AIM OF THE TASK: Lift out each line of the data that holds "Hölle".

PROVIDED DATA:
◆ ◆ ◆ ◆

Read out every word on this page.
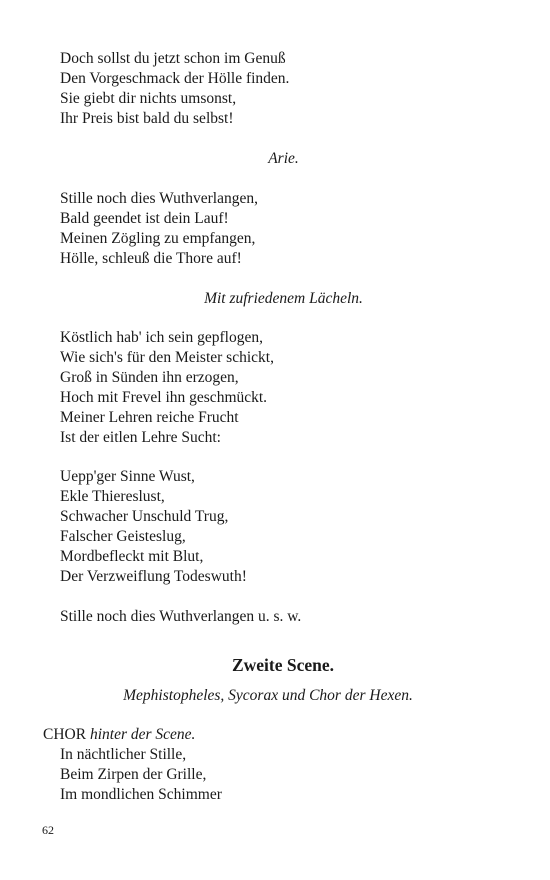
Doch sollst du jetzt schon im Genuß
Den Vorgeschmack der Hölle finden.
Sie giebt dir nichts umsonst,
Ihr Preis bist bald du selbst!
Arie.
Stille noch dies Wuthverlangen,
Bald geendet ist dein Lauf!
Meinen Zögling zu empfangen,
Hölle, schleuß die Thore auf!
Mit zufriedenem Lächeln.
Köstlich hab' ich sein gepflogen,
Wie sich's für den Meister schickt,
Groß in Sünden ihn erzogen,
Hoch mit Frevel ihn geschmückt.
Meiner Lehren reiche Frucht
Ist der eitlen Lehre Sucht:
Uepp'ger Sinne Wust,
Ekle Thiereslust,
Schwacher Unschuld Trug,
Falscher Geisteslug,
Mordbefleckt mit Blut,
Der Verzweiflung Todeswuth!
Stille noch dies Wuthverlangen u. s. w.
Zweite Scene.
Mephistopheles, Sycorax und Chor der Hexen.
CHOR hinter der Scene.
In nächtlicher Stille,
Beim Zirpen der Grille,
Im mondlichen Schimmer
62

◆ ◆ ◆ ◆

TASK OUTPUT:
Den Vorgeschmack der Hölle finden.
Hölle, schleuß die Thore auf!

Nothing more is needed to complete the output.